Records
================================

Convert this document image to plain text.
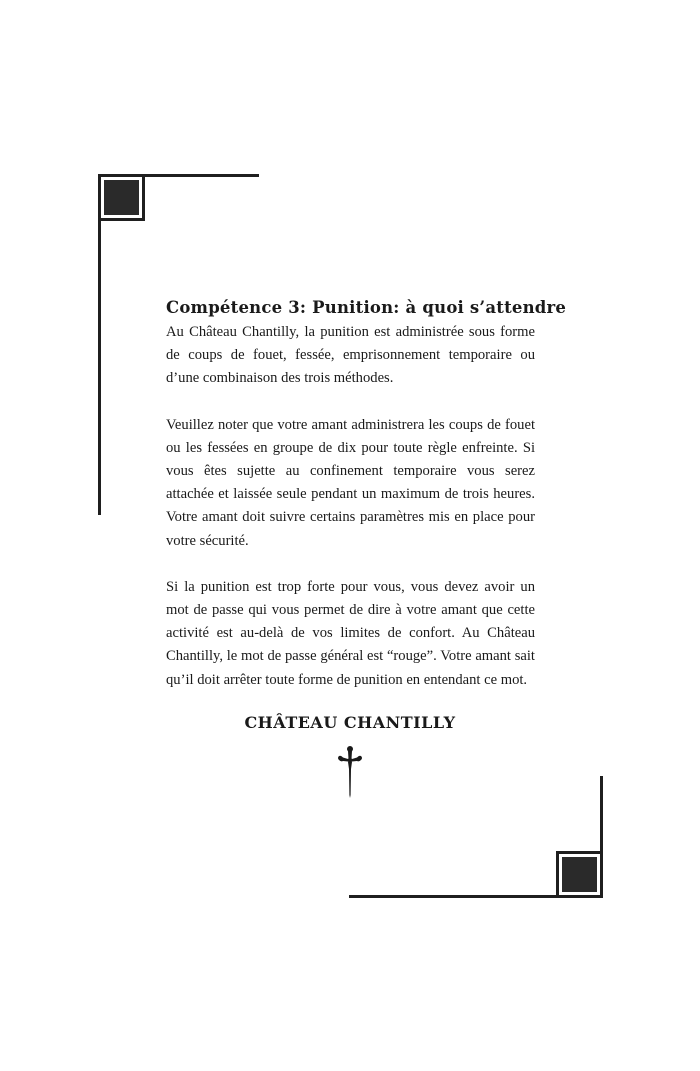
Compétence 3: Punition: à quoi s’attendre

Au Château Chantilly, la punition est administrée sous forme de coups de fouet, fessée, emprisonnement temporaire ou d’une combinaison des trois méthodes.

Veuillez noter que votre amant administrera les coups de fouet ou les fessées en groupe de dix pour toute règle enfreinte. Si vous êtes sujette au confinement temporaire vous serez attachée et laissée seule pendant un maximum de trois heures. Votre amant doit suivre certains paramètres mis en place pour votre sécurité.

Si la punition est trop forte pour vous, vous devez avoir un mot de passe qui vous permet de dire à votre amant que cette activité est au-delà de vos limites de confort. Au Château Chantilly, le mot de passe général est “rouge”. Votre amant sait qu’il doit arrêter toute forme de punition en entendant ce mot.

CHÂTEAU CHANTILLY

================================

→ Exercise aim:
Set down the complete material exactly, but do not include the images.

→ Exercise output:
Convert this document image to plain text.
Compétence 3: Punition: à quoi s’attendre

Au Château Chantilly, la punition est administrée sous forme de coups de fouet, fessée, emprisonnement temporaire ou d’une combinaison des trois méthodes.

Veuillez noter que votre amant administrera les coups de fouet ou les fessées en groupe de dix pour toute règle enfreinte. Si vous êtes sujette au confinement temporaire vous serez attachée et laissée seule pendant un maximum de trois heures. Votre amant doit suivre certains paramètres mis en place pour votre sécurité.

Si la punition est trop forte pour vous, vous devez avoir un mot de passe qui vous permet de dire à votre amant que cette activité est au-delà de vos limites de confort. Au Château Chantilly, le mot de passe général est “rouge”. Votre amant sait qu’il doit arrêter toute forme de punition en entendant ce mot.

CHÂTEAU CHANTILLY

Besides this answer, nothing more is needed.